Written instruction - From the line that includes "What data populates" to the last line of the records, inclusive, repeat each line exactly.

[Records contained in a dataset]
— Begin —
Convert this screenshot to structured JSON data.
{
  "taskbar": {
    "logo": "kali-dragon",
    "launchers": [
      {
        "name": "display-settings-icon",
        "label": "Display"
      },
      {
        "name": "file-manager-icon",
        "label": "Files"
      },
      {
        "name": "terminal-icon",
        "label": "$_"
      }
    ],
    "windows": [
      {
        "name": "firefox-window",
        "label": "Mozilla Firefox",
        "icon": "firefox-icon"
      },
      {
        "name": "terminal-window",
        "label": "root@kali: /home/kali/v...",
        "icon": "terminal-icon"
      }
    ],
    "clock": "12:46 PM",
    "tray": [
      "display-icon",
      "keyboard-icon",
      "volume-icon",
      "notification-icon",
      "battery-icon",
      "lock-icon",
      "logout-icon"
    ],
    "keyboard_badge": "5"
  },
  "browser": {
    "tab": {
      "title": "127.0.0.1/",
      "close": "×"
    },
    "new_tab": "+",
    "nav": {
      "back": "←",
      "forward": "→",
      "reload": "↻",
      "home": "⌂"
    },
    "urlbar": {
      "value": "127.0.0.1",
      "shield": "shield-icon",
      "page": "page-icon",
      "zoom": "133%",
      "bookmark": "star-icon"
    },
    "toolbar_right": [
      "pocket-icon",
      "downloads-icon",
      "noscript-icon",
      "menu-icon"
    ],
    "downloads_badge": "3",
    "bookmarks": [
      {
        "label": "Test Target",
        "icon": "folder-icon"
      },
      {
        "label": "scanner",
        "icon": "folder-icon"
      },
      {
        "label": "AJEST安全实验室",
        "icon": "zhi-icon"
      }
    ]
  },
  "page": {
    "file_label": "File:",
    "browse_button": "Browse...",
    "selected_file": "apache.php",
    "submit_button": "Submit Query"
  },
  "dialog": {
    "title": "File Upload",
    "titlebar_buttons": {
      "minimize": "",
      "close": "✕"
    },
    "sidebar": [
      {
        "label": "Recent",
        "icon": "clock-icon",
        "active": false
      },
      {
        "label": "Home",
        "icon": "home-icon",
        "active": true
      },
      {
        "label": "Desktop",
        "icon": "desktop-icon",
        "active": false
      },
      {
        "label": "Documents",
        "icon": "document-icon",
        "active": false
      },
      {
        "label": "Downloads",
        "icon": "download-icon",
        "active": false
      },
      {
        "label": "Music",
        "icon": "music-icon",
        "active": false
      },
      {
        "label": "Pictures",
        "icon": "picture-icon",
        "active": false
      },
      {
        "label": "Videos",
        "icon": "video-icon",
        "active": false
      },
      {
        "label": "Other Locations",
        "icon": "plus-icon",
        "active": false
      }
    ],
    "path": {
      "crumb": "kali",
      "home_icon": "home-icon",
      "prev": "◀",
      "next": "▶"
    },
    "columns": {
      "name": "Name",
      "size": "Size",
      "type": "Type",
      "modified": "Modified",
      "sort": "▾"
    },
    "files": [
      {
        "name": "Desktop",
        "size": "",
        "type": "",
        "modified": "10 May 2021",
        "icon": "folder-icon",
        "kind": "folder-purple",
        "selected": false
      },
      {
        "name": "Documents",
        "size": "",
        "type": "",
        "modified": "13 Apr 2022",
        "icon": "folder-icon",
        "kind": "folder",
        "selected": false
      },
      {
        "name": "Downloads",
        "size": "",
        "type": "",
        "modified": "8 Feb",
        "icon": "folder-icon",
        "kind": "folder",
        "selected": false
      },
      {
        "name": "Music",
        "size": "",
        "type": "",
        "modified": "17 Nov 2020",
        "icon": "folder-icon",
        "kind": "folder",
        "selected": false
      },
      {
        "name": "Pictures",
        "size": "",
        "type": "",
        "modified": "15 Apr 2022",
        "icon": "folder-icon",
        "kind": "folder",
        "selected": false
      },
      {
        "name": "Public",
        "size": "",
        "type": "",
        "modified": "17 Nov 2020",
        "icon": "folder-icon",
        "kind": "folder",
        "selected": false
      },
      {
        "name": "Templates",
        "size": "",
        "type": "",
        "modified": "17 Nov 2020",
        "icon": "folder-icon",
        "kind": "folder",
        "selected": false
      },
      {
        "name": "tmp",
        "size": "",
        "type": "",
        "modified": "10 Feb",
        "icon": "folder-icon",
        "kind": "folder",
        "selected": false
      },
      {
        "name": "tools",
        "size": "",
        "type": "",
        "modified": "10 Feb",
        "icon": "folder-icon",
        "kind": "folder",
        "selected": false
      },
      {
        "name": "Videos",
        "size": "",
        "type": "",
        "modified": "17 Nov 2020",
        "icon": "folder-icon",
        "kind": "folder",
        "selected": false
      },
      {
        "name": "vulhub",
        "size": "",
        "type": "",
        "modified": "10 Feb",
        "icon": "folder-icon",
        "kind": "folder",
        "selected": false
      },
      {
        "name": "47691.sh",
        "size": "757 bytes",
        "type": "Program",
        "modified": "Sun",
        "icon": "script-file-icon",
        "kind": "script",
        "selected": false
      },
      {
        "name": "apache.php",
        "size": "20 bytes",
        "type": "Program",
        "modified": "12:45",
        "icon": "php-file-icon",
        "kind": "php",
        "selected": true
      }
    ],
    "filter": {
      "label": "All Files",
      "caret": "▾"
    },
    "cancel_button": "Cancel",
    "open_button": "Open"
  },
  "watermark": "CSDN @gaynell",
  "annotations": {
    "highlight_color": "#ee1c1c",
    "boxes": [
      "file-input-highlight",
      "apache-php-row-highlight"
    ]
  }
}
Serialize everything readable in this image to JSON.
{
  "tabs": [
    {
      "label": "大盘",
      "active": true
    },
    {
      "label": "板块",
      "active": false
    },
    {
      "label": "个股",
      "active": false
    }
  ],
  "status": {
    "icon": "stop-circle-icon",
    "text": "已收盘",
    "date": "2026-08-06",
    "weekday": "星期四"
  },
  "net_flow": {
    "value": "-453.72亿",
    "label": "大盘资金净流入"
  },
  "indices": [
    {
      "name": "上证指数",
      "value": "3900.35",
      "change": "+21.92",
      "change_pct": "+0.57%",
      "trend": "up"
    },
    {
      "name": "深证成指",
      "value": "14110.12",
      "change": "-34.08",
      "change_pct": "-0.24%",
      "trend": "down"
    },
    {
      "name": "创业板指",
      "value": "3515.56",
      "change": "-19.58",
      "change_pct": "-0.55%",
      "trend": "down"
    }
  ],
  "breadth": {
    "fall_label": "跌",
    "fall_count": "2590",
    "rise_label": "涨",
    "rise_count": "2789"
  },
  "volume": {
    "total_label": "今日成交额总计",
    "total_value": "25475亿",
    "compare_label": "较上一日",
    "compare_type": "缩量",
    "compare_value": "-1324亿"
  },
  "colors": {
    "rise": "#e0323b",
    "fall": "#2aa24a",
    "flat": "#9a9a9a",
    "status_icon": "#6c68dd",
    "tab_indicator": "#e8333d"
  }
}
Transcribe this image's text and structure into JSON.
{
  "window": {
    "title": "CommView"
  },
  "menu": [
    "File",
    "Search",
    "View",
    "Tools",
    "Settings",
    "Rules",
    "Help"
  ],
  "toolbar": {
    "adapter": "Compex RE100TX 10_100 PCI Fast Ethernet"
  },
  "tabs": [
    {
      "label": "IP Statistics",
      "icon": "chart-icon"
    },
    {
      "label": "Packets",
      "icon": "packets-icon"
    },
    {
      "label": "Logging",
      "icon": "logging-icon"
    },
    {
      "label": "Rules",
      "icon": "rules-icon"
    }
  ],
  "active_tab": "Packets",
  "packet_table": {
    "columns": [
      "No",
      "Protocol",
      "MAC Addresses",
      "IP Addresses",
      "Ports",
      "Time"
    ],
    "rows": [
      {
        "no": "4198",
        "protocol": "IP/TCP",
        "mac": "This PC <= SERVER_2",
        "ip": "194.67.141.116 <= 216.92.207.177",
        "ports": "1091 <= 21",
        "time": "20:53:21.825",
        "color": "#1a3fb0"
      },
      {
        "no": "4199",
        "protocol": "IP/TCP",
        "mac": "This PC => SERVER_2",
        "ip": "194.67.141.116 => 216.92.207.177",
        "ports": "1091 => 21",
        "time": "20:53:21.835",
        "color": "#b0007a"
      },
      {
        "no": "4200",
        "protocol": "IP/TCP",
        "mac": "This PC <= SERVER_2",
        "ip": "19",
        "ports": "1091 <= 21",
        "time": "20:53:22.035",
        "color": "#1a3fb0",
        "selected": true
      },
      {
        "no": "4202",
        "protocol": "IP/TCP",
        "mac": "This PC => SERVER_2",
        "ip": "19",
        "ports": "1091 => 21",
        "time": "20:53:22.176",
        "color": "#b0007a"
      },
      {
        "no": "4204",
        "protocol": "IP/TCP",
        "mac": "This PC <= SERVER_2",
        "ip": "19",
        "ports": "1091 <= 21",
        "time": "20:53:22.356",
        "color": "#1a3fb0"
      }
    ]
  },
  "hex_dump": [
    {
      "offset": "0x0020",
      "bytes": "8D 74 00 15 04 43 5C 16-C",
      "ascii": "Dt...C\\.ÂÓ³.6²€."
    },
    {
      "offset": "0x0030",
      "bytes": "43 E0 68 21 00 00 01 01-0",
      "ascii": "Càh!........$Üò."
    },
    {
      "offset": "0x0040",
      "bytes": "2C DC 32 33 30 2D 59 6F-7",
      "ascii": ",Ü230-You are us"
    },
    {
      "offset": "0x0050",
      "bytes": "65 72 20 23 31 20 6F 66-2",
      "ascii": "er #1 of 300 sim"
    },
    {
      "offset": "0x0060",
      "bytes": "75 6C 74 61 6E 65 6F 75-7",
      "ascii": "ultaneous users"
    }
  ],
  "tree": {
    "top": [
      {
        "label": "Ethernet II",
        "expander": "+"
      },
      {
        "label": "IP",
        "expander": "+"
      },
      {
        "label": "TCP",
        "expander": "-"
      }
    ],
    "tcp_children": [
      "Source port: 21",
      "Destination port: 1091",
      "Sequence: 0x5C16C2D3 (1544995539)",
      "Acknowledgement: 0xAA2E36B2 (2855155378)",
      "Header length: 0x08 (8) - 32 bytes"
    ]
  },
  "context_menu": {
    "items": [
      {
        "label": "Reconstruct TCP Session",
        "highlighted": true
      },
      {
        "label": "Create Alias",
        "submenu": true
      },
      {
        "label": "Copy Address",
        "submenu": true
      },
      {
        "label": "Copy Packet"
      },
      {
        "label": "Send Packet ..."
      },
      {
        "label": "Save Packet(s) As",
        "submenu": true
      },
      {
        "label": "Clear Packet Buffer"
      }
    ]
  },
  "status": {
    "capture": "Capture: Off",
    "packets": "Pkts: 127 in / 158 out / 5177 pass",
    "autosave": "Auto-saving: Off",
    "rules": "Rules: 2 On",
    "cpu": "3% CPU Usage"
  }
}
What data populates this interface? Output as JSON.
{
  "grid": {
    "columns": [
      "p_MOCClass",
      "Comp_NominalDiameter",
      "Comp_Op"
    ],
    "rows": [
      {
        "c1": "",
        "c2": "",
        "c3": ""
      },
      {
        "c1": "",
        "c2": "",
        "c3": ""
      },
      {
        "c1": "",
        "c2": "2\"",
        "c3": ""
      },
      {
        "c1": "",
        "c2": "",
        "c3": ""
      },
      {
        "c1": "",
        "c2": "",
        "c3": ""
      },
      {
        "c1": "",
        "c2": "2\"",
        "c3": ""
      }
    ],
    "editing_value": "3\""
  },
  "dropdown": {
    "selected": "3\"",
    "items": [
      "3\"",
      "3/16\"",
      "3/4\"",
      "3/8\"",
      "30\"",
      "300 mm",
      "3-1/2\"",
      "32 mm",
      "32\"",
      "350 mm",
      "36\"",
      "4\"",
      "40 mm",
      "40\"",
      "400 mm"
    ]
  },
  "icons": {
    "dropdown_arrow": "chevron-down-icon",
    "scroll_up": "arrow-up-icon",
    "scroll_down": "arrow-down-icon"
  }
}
— End —
Task output -
What data populates this interface? Output as JSON.
{
  "grid": {
    "columns": [
      "p_MOCClass",
      "Comp_NominalDiameter",
      "Comp_Op"
    ],
    "rows": [
      {
        "c1": "",
        "c2": "",
        "c3": ""
      },
      {
        "c1": "",
        "c2": "",
        "c3": ""
      },
      {
        "c1": "",
        "c2": "2\"",
        "c3": ""
      },
      {
        "c1": "",
        "c2": "",
        "c3": ""
      },
      {
        "c1": "",
        "c2": "",
        "c3": ""
      },
      {
        "c1": "",
        "c2": "2\"",
        "c3": ""
      }
    ],
    "editing_value": "3\""
  },
  "dropdown": {
    "selected": "3\"",
    "items": [
      "3\"",
      "3/16\"",
      "3/4\"",
      "3/8\"",
      "30\"",
      "300 mm",
      "3-1/2\"",
      "32 mm",
      "32\"",
      "350 mm",
      "36\"",
      "4\"",
      "40 mm",
      "40\"",
      "400 mm"
    ]
  },
  "icons": {
    "dropdown_arrow": "chevron-down-icon",
    "scroll_up": "arrow-up-icon",
    "scroll_down": "arrow-down-icon"
  }
}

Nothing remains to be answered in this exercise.